What you need to do:
Transcribe all the entries word for word, skipping the pictures.

Dataset rows about figures:
☆ ☆ ☆ ☆ ☆ ☆ ☆

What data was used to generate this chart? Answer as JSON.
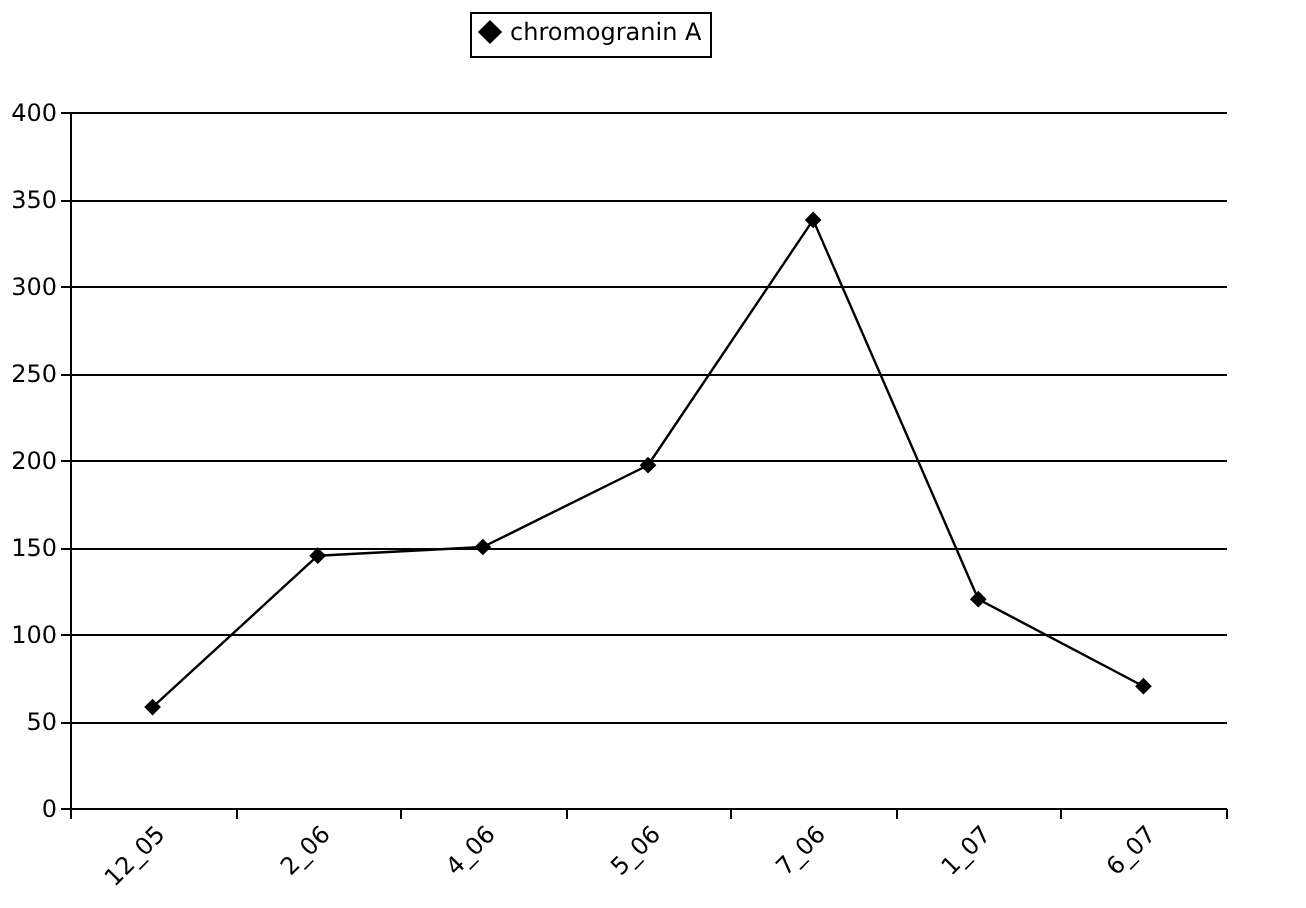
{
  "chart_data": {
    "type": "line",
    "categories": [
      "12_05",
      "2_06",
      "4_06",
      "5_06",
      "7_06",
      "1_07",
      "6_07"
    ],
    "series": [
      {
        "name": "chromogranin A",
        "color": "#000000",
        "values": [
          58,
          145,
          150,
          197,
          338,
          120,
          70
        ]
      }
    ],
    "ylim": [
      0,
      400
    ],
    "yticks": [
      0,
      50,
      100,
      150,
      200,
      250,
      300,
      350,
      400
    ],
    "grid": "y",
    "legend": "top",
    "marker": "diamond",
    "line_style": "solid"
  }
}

☆ ☆ ☆ ☆ ☆ ☆ ☆

Answer for this exercise:
What data was used to generate this chart? Answer as JSON.
{
  "chart_data": {
    "type": "line",
    "categories": [
      "12_05",
      "2_06",
      "4_06",
      "5_06",
      "7_06",
      "1_07",
      "6_07"
    ],
    "series": [
      {
        "name": "chromogranin A",
        "color": "#000000",
        "values": [
          58,
          145,
          150,
          197,
          338,
          120,
          70
        ]
      }
    ],
    "ylim": [
      0,
      400
    ],
    "yticks": [
      0,
      50,
      100,
      150,
      200,
      250,
      300,
      350,
      400
    ],
    "grid": "y",
    "legend": "top",
    "marker": "diamond",
    "line_style": "solid"
  }
}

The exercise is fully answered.